====== Supplied material ======
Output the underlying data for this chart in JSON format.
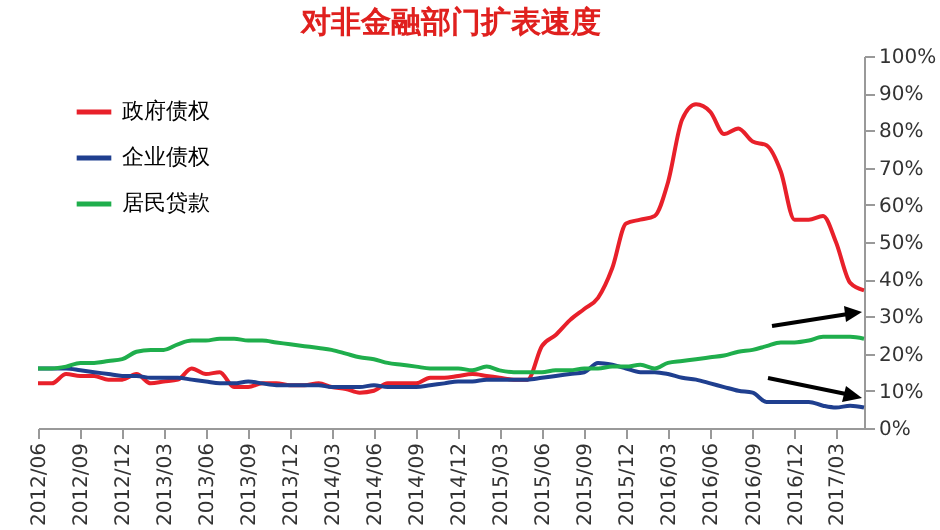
{
  "chart_data": {
    "type": "line",
    "title": "对非金融部门扩表速度",
    "x": [
      "2012-06",
      "2012-07",
      "2012-08",
      "2012-09",
      "2012-10",
      "2012-11",
      "2012-12",
      "2013-01",
      "2013-02",
      "2013-03",
      "2013-04",
      "2013-05",
      "2013-06",
      "2013-07",
      "2013-08",
      "2013-09",
      "2013-10",
      "2013-11",
      "2013-12",
      "2014-01",
      "2014-02",
      "2014-03",
      "2014-04",
      "2014-05",
      "2014-06",
      "2014-07",
      "2014-08",
      "2014-09",
      "2014-10",
      "2014-11",
      "2014-12",
      "2015-01",
      "2015-02",
      "2015-03",
      "2015-04",
      "2015-05",
      "2015-06",
      "2015-07",
      "2015-08",
      "2015-09",
      "2015-10",
      "2015-11",
      "2015-12",
      "2016-01",
      "2016-02",
      "2016-03",
      "2016-04",
      "2016-05",
      "2016-06",
      "2016-07",
      "2016-08",
      "2016-09",
      "2016-10",
      "2016-11",
      "2016-12",
      "2017-01",
      "2017-02",
      "2017-03",
      "2017-04",
      "2017-05"
    ],
    "series": [
      {
        "name": "政府债权",
        "color": "#e8202a",
        "values": [
          12,
          12,
          14.5,
          14,
          14,
          13,
          13,
          14.5,
          12,
          12.5,
          13,
          16,
          14.5,
          15,
          11,
          11,
          12,
          12,
          11.5,
          11.5,
          12,
          11,
          10.5,
          9.5,
          10,
          12,
          12,
          12,
          13.5,
          13.5,
          14,
          14.5,
          14,
          13.5,
          13,
          13,
          22,
          25,
          29,
          32,
          35,
          43,
          55,
          56,
          57,
          66,
          83,
          87,
          85,
          79,
          80.5,
          77,
          76,
          69,
          56,
          56,
          57,
          50,
          39,
          37
        ]
      },
      {
        "name": "企业债权",
        "color": "#1f3f8f",
        "values": [
          16,
          16,
          16,
          15.5,
          15,
          14.5,
          14,
          14,
          13.5,
          13.5,
          13.5,
          13,
          12.5,
          12,
          12,
          12.5,
          12,
          11.5,
          11.5,
          11.5,
          11.5,
          11,
          11,
          11,
          11.5,
          11,
          11,
          11,
          11.5,
          12,
          12.5,
          12.5,
          13,
          13,
          13,
          13,
          13.5,
          14,
          14.5,
          15,
          17.5,
          17,
          16,
          15,
          15,
          14.5,
          13.5,
          13,
          12,
          11,
          10,
          9.5,
          7,
          7,
          7,
          7,
          6,
          5.5,
          6,
          5.5
        ]
      },
      {
        "name": "居民贷款",
        "color": "#1fae4c",
        "values": [
          16,
          16,
          16.5,
          17.5,
          17.5,
          18,
          18.5,
          20.5,
          21,
          21,
          22.5,
          23.5,
          23.5,
          24,
          24,
          23.5,
          23.5,
          23,
          22.5,
          22,
          21.5,
          21,
          20,
          19,
          18.5,
          17.5,
          17,
          16.5,
          16,
          16,
          16,
          15.5,
          16.5,
          15.5,
          15,
          15,
          15,
          15.5,
          15.5,
          16,
          16,
          16.5,
          16.5,
          17,
          16,
          17.5,
          18,
          18.5,
          19,
          19.5,
          20.5,
          21,
          22,
          23,
          23,
          23.5,
          24.5,
          24.5,
          24.5,
          24
        ]
      }
    ],
    "xlim": [
      "2012-06",
      "2017-05"
    ],
    "xticks": [
      {
        "value": "2012-06",
        "label": "2012/06"
      },
      {
        "value": "2012-09",
        "label": "2012/09"
      },
      {
        "value": "2012-12",
        "label": "2012/12"
      },
      {
        "value": "2013-03",
        "label": "2013/03"
      },
      {
        "value": "2013-06",
        "label": "2013/06"
      },
      {
        "value": "2013-09",
        "label": "2013/09"
      },
      {
        "value": "2013-12",
        "label": "2013/12"
      },
      {
        "value": "2014-03",
        "label": "2014/03"
      },
      {
        "value": "2014-06",
        "label": "2014/06"
      },
      {
        "value": "2014-09",
        "label": "2014/09"
      },
      {
        "value": "2014-12",
        "label": "2014/12"
      },
      {
        "value": "2015-03",
        "label": "2015/03"
      },
      {
        "value": "2015-06",
        "label": "2015/06"
      },
      {
        "value": "2015-09",
        "label": "2015/09"
      },
      {
        "value": "2015-12",
        "label": "2015/12"
      },
      {
        "value": "2016-03",
        "label": "2016/03"
      },
      {
        "value": "2016-06",
        "label": "2016/06"
      },
      {
        "value": "2016-09",
        "label": "2016/09"
      },
      {
        "value": "2016-12",
        "label": "2016/12"
      },
      {
        "value": "2017-03",
        "label": "2017/03"
      }
    ],
    "ylim": [
      0,
      100
    ],
    "yticks": [
      {
        "value": 0,
        "label": "0%"
      },
      {
        "value": 10,
        "label": "10%"
      },
      {
        "value": 20,
        "label": "20%"
      },
      {
        "value": 30,
        "label": "30%"
      },
      {
        "value": 40,
        "label": "40%"
      },
      {
        "value": 50,
        "label": "50%"
      },
      {
        "value": 60,
        "label": "60%"
      },
      {
        "value": 70,
        "label": "70%"
      },
      {
        "value": 80,
        "label": "80%"
      },
      {
        "value": 90,
        "label": "90%"
      },
      {
        "value": 100,
        "label": "100%"
      }
    ],
    "grid": false,
    "legend": "top left",
    "line_style": "solid"
  }
}
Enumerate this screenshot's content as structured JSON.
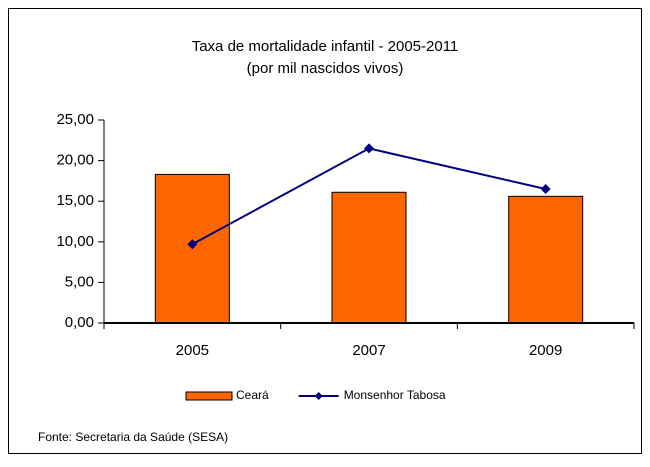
{
  "chart_data": {
    "type": "bar",
    "title": "Taxa de mortalidade infantil - 2005-2011",
    "subtitle": "(por mil nascidos vivos)",
    "categories": [
      "2005",
      "2007",
      "2009"
    ],
    "series": [
      {
        "name": "Ceará",
        "type": "bar",
        "color": "#ff6600",
        "values": [
          18.3,
          16.1,
          15.6
        ]
      },
      {
        "name": "Monsenhor Tabosa",
        "type": "line",
        "color": "#000080",
        "values": [
          9.7,
          21.5,
          16.5
        ]
      }
    ],
    "ylim": [
      0,
      25
    ],
    "yticks": [
      {
        "value": 0,
        "label": "0,00"
      },
      {
        "value": 5,
        "label": "5,00"
      },
      {
        "value": 10,
        "label": "10,00"
      },
      {
        "value": 15,
        "label": "15,00"
      },
      {
        "value": 20,
        "label": "20,00"
      },
      {
        "value": 25,
        "label": "25,00"
      }
    ],
    "grid": false,
    "legend": "bottom",
    "source": "Fonte: Secretaria da Saúde (SESA)"
  }
}
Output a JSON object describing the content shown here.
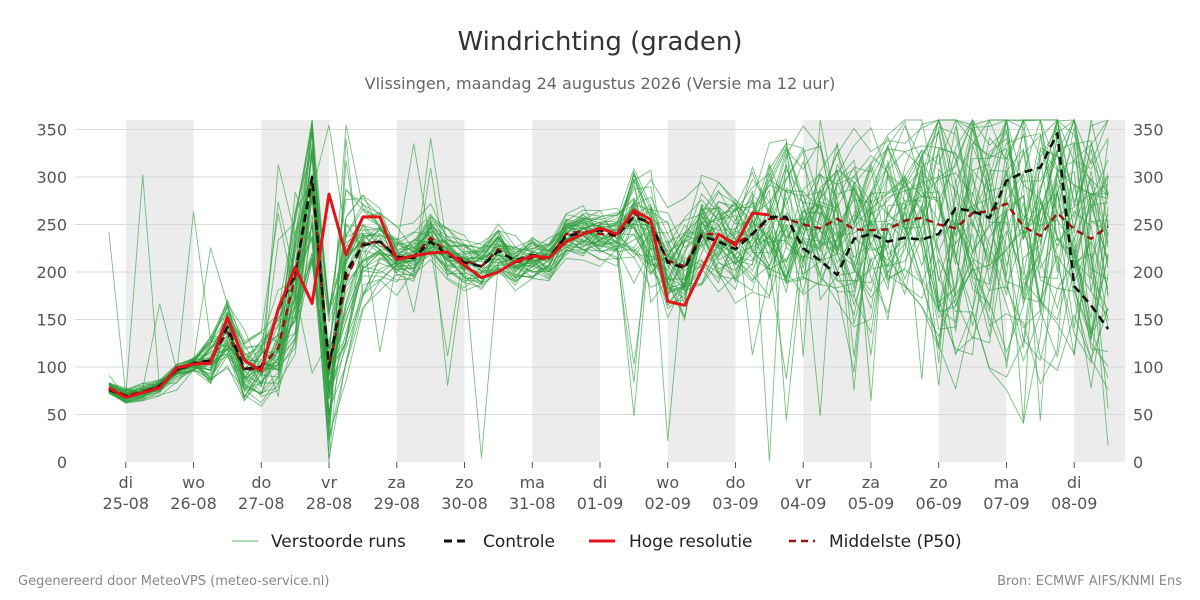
======
### Your instructions:
Tell how many lines contain the word "name", using only the number.

### Final answer:
5